REQUIREMENTS.
Output every line of the entries from the line containing "Give me the" through the last, exactly, with no other content.

SUPPLIED MATERIAL.

/---

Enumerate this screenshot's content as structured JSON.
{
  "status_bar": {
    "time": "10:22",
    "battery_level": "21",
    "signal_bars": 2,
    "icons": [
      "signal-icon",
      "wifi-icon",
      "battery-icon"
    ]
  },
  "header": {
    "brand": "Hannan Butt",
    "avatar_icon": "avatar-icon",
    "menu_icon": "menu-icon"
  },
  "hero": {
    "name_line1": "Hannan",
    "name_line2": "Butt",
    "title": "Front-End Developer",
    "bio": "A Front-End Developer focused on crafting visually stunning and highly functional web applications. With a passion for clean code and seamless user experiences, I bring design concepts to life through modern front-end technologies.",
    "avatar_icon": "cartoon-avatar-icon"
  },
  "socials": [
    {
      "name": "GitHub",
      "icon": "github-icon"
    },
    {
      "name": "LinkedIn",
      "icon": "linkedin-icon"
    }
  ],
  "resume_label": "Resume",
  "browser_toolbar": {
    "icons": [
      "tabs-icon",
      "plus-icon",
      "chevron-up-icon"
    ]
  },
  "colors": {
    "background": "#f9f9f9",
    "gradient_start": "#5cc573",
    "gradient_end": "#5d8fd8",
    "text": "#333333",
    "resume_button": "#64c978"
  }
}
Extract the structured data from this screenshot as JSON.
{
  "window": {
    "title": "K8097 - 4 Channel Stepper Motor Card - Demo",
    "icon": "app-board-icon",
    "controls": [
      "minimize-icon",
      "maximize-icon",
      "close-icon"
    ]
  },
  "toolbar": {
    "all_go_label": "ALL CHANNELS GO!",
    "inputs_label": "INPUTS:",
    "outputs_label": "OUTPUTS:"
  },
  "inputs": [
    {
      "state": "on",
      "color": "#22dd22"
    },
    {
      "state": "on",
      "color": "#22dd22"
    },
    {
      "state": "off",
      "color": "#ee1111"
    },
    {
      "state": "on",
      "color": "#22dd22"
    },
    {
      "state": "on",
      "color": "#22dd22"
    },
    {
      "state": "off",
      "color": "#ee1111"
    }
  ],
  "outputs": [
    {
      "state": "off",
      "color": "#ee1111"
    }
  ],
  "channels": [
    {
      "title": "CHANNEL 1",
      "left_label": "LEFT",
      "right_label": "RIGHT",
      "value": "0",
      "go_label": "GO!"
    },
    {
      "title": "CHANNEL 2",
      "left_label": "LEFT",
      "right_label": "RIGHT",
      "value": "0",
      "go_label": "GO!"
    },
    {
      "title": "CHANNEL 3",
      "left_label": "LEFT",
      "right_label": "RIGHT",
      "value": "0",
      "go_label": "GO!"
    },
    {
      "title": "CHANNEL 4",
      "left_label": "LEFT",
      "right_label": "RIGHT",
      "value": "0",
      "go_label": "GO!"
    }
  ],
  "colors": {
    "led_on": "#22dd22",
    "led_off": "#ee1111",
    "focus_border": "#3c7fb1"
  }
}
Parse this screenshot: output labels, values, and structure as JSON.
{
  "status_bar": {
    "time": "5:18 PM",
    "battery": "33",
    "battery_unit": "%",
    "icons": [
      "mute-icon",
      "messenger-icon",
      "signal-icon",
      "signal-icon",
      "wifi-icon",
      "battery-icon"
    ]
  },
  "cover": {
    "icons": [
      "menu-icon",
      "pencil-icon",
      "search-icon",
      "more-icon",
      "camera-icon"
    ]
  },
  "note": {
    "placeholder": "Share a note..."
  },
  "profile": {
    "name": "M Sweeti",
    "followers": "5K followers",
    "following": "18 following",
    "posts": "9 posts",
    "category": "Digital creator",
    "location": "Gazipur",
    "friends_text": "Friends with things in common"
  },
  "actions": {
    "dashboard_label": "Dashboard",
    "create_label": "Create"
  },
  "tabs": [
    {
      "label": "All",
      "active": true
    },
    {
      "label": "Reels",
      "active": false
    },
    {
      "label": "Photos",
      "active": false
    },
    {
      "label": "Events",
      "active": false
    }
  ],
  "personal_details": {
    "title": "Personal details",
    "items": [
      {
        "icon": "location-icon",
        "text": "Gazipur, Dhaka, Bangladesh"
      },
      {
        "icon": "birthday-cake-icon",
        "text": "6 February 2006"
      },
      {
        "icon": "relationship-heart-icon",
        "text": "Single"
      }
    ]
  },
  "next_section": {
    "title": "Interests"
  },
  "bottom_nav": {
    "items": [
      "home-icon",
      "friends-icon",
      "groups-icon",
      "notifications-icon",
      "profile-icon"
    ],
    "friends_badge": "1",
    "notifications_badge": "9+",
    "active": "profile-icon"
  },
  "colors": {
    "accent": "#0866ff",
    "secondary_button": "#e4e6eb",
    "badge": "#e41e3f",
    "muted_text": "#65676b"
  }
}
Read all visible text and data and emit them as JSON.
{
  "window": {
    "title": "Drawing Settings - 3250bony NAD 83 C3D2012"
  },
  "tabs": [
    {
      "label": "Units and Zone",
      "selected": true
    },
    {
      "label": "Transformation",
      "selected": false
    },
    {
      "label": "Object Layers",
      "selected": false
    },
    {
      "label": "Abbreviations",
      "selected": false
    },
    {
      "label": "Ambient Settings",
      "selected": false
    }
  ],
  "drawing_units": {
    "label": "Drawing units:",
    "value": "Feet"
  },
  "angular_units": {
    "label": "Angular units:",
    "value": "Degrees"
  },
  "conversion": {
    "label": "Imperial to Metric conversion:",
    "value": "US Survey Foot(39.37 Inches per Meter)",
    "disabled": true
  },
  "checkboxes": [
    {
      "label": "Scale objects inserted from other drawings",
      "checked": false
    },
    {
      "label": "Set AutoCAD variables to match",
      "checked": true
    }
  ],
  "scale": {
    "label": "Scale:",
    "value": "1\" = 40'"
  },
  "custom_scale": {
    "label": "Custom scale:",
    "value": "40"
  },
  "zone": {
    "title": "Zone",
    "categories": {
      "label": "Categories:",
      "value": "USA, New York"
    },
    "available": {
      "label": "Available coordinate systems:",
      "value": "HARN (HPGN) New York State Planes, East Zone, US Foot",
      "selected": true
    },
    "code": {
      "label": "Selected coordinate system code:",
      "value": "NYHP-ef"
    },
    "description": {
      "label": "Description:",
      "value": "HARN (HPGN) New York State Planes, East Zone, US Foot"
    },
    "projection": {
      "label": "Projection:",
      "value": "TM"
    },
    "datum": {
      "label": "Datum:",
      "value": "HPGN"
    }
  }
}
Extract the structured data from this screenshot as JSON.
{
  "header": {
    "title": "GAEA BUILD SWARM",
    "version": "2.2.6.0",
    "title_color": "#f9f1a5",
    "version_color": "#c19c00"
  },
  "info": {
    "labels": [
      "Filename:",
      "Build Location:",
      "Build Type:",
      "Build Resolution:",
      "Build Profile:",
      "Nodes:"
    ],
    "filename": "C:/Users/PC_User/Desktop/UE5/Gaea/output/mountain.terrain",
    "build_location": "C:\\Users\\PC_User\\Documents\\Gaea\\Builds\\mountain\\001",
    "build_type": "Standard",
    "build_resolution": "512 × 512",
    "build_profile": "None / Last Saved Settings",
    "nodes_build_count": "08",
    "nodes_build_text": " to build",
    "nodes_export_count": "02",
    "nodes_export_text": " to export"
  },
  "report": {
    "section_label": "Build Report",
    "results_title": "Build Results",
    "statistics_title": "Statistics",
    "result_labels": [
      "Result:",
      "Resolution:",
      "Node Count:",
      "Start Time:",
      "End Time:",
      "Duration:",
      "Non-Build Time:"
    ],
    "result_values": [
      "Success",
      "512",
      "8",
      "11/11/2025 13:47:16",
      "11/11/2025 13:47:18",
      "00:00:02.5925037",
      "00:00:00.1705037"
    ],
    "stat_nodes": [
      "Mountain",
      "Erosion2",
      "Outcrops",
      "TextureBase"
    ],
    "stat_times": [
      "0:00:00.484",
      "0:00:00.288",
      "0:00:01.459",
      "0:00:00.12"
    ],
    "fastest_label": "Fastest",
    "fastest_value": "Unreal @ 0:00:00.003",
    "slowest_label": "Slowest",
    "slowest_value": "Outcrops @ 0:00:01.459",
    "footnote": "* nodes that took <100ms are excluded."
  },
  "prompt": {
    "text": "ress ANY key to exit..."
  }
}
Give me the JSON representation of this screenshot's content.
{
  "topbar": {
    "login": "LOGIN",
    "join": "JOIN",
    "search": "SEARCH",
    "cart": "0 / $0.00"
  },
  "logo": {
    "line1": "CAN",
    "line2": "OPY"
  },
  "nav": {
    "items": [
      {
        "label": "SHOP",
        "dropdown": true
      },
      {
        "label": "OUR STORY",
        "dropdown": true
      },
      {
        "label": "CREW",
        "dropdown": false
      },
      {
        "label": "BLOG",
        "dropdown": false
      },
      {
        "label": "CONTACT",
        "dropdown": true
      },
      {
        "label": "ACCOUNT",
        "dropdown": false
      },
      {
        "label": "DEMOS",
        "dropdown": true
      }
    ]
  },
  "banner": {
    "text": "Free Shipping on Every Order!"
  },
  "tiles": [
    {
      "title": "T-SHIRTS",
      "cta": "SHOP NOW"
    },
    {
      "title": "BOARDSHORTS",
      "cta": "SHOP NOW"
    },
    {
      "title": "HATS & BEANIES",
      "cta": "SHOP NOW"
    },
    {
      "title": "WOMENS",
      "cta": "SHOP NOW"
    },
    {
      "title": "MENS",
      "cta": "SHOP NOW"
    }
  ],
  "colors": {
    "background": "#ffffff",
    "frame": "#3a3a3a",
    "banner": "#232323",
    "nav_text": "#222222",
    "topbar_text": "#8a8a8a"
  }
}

\---

THE OUTPUT.
Give me the JSON representation of this screenshot's content.
{
  "topbar": {
    "login": "LOGIN",
    "join": "JOIN",
    "search": "SEARCH",
    "cart": "0 / $0.00"
  },
  "logo": {
    "line1": "CAN",
    "line2": "OPY"
  },
  "nav": {
    "items": [
      {
        "label": "SHOP",
        "dropdown": true
      },
      {
        "label": "OUR STORY",
        "dropdown": true
      },
      {
        "label": "CREW",
        "dropdown": false
      },
      {
        "label": "BLOG",
        "dropdown": false
      },
      {
        "label": "CONTACT",
        "dropdown": true
      },
      {
        "label": "ACCOUNT",
        "dropdown": false
      },
      {
        "label": "DEMOS",
        "dropdown": true
      }
    ]
  },
  "banner": {
    "text": "Free Shipping on Every Order!"
  },
  "tiles": [
    {
      "title": "T-SHIRTS",
      "cta": "SHOP NOW"
    },
    {
      "title": "BOARDSHORTS",
      "cta": "SHOP NOW"
    },
    {
      "title": "HATS & BEANIES",
      "cta": "SHOP NOW"
    },
    {
      "title": "WOMENS",
      "cta": "SHOP NOW"
    },
    {
      "title": "MENS",
      "cta": "SHOP NOW"
    }
  ],
  "colors": {
    "background": "#ffffff",
    "frame": "#3a3a3a",
    "banner": "#232323",
    "nav_text": "#222222",
    "topbar_text": "#8a8a8a"
  }
}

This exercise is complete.